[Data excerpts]
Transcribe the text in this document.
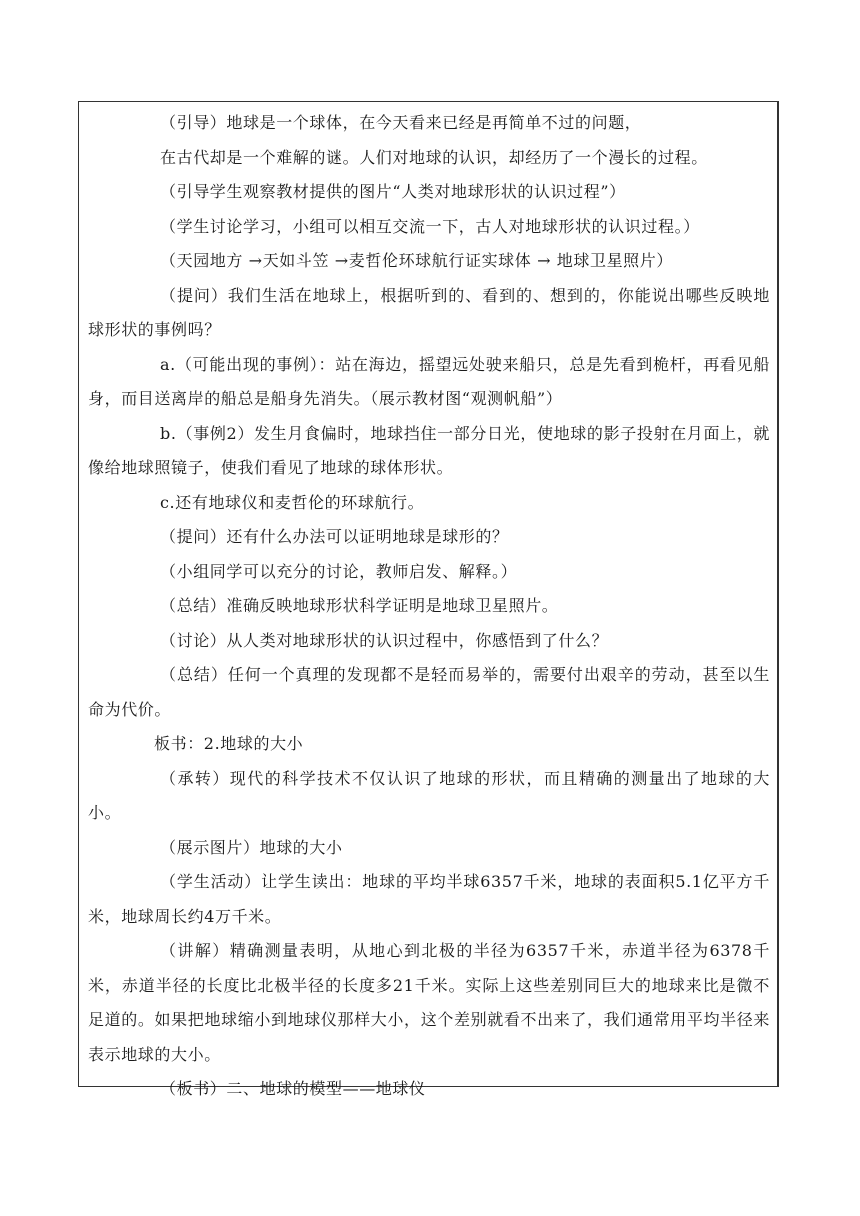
（引导）地球是一个球体，在今天看来已经是再简单不过的问题，

在古代却是一个难解的谜。人们对地球的认识，却经历了一个漫长的过程。

（引导学生观察教材提供的图片“人类对地球形状的认识过程”）

（学生讨论学习，小组可以相互交流一下，古人对地球形状的认识过程。）

（天园地方 →天如斗笠 →麦哲伦环球航行证实球体 → 地球卫星照片）

（提问）我们生活在地球上，根据听到的、看到的、想到的，你能说出哪些反映地球形状的事例吗？

a.（可能出现的事例）：站在海边，摇望远处驶来船只，总是先看到桅杆，再看见船身，而目送离岸的船总是船身先消失。（展示教材图“观测帆船”）

b.（事例2）发生月食偏时，地球挡住一部分日光，使地球的影子投射在月面上，就像给地球照镜子，使我们看见了地球的球体形状。

c.还有地球仪和麦哲伦的环球航行。

（提问）还有什么办法可以证明地球是球形的？

（小组同学可以充分的讨论，教师启发、解释。）

（总结）准确反映地球形状科学证明是地球卫星照片。

（讨论）从人类对地球形状的认识过程中，你感悟到了什么？

（总结）任何一个真理的发现都不是轻而易举的，需要付出艰辛的劳动，甚至以生命为代价。

板书：2.地球的大小

（承转）现代的科学技术不仅认识了地球的形状，而且精确的测量出了地球的大小。

（展示图片）地球的大小

（学生活动）让学生读出：地球的平均半球6357千米，地球的表面积5.1亿平方千米，地球周长约4万千米。

（讲解）精确测量表明，从地心到北极的半径为6357千米，赤道半径为6378千米，赤道半径的长度比北极半径的长度多21千米。实际上这些差别同巨大的地球来比是微不足道的。如果把地球缩小到地球仪那样大小，这个差别就看不出来了，我们通常用平均半径来表示地球的大小。

（板书）二、地球的模型——地球仪
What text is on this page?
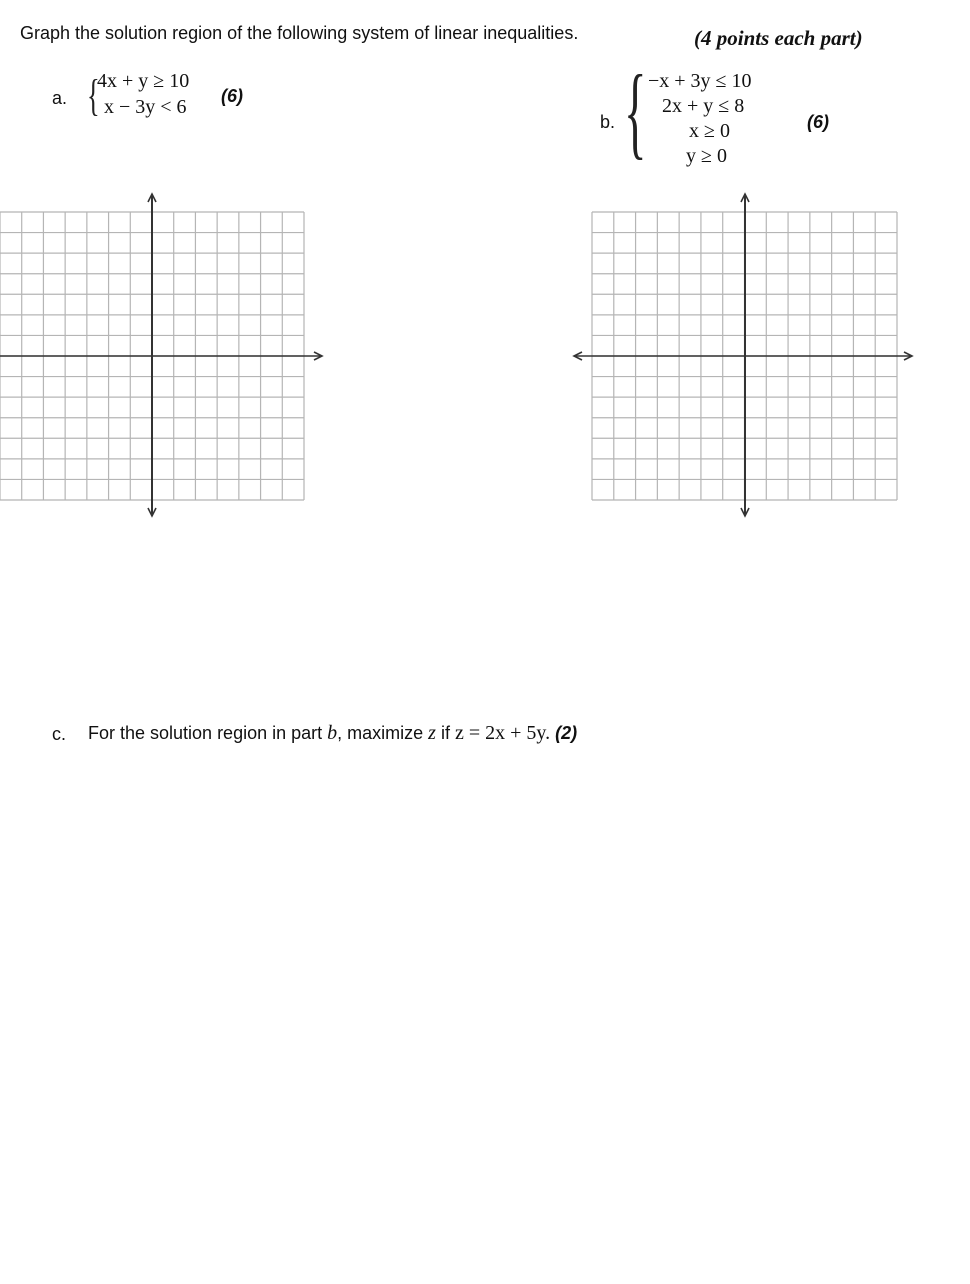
Graph the solution region of the following system of linear inequalities.	(4 points each part)
a. {
4x + y ≥ 10
x − 3y < 6 (6)
b. { −x + 3y ≤ 10
2x + y ≤ 8
x ≥ 0
y ≥ 0
(6)
c. For the solution region in part b, maximize z if z = 2x + 5y. (2)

[REQUIRED WORK] Show every line from the entries above in which the word "part" appears.

[THE SOLUTION]
Graph the solution region of the following system of linear inequalities.	(4 points each part)
c. For the solution region in part b, maximize z if z = 2x + 5y. (2)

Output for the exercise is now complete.